**TRY IT:** Please count how many lines in the entries below contain "misure" and reply with the figure alone.

**SOURCE RECORDS:**
*** Begin section ***

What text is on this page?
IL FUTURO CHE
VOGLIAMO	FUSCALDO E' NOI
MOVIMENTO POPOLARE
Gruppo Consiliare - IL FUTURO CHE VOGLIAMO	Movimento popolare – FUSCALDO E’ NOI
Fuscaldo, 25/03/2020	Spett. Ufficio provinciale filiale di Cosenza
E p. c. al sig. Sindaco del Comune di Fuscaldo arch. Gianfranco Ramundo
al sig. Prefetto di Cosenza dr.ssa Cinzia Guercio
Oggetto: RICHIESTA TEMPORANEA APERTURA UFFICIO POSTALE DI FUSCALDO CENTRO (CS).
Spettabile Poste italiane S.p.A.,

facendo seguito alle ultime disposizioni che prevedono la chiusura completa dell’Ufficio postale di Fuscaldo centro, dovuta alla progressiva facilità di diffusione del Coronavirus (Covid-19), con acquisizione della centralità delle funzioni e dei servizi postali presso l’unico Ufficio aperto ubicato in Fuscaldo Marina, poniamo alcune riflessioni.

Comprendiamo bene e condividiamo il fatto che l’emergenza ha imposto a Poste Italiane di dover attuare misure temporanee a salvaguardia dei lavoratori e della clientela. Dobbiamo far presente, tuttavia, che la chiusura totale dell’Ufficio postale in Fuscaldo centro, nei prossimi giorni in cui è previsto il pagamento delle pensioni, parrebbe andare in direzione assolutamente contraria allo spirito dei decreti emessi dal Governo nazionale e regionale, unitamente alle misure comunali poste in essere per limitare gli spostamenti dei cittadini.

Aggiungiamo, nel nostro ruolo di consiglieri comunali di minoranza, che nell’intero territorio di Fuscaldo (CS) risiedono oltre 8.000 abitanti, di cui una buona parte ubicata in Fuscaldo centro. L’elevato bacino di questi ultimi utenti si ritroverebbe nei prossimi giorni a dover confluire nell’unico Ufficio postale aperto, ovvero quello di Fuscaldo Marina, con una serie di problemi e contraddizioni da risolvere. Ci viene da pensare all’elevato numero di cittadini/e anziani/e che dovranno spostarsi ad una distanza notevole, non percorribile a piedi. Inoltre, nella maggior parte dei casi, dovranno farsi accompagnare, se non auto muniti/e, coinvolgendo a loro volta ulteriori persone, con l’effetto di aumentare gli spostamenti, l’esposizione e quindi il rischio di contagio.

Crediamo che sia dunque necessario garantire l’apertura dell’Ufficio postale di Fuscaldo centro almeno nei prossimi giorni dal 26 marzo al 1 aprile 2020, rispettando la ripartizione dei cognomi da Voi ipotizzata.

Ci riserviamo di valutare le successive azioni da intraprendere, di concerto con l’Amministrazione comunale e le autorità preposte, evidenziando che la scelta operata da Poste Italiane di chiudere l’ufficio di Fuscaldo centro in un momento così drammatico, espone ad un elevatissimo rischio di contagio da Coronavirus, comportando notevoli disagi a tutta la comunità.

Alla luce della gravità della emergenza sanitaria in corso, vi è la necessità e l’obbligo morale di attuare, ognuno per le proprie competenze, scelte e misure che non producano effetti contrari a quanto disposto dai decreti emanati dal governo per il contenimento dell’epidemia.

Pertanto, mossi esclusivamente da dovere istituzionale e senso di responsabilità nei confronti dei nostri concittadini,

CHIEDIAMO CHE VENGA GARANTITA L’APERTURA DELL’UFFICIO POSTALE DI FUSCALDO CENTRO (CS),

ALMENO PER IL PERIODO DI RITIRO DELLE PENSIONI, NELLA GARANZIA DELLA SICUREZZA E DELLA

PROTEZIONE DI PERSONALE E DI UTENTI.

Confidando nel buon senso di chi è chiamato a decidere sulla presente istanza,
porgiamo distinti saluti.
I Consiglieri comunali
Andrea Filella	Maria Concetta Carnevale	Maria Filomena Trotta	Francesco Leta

*** End section ***

**THE ANSWER:** 2